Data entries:

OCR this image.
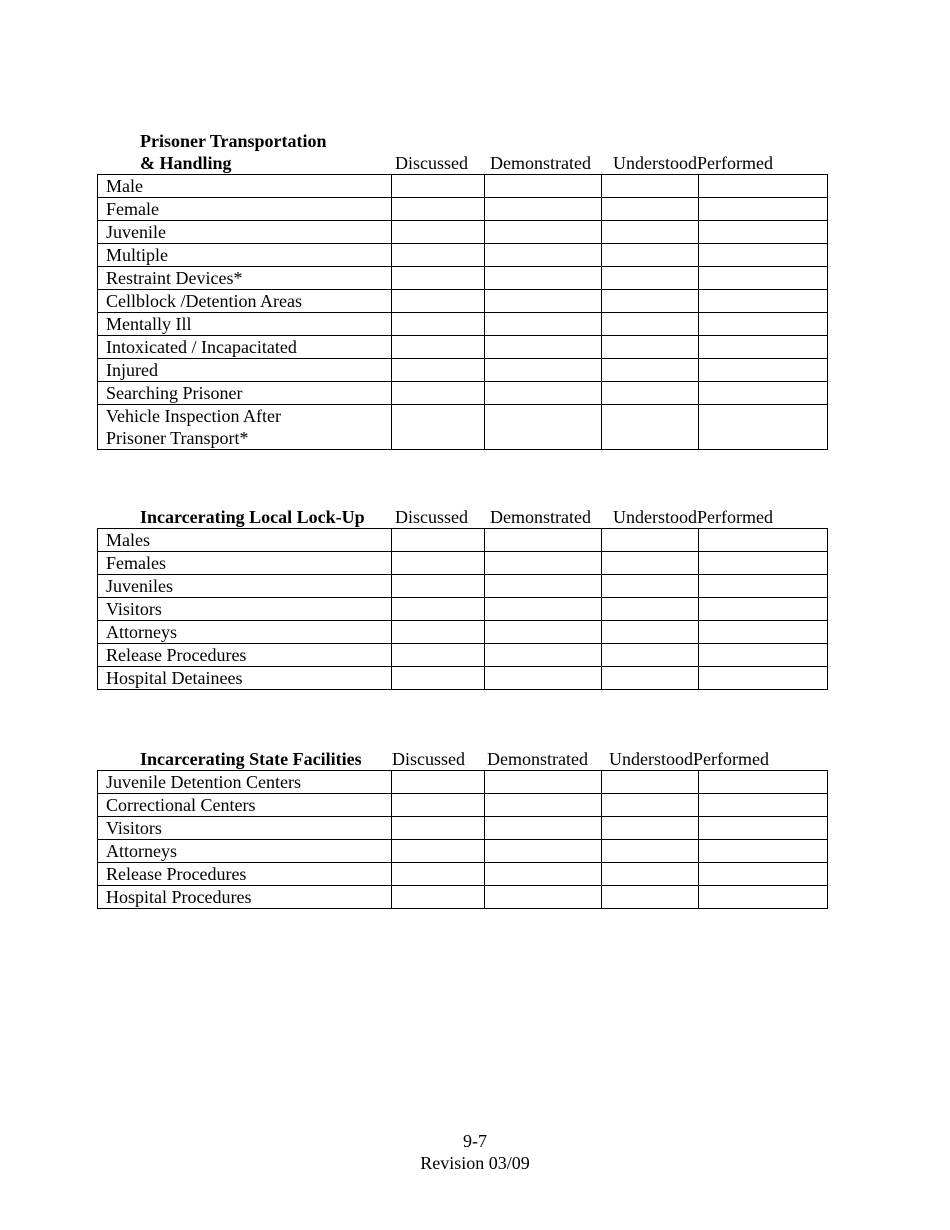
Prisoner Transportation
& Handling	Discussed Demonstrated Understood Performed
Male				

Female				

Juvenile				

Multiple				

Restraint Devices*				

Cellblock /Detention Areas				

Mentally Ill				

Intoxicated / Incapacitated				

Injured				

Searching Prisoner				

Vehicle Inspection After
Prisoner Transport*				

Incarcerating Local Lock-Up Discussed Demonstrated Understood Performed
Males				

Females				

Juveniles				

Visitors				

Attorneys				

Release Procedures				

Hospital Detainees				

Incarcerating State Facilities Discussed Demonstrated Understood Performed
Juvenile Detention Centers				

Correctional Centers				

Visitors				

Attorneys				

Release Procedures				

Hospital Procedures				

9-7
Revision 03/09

_GOAL_
Search the data for the string "Centers" and copy each line where it appears.

_EXERCISE SOLUTION_
Juvenile Detention Centers				
Correctional Centers				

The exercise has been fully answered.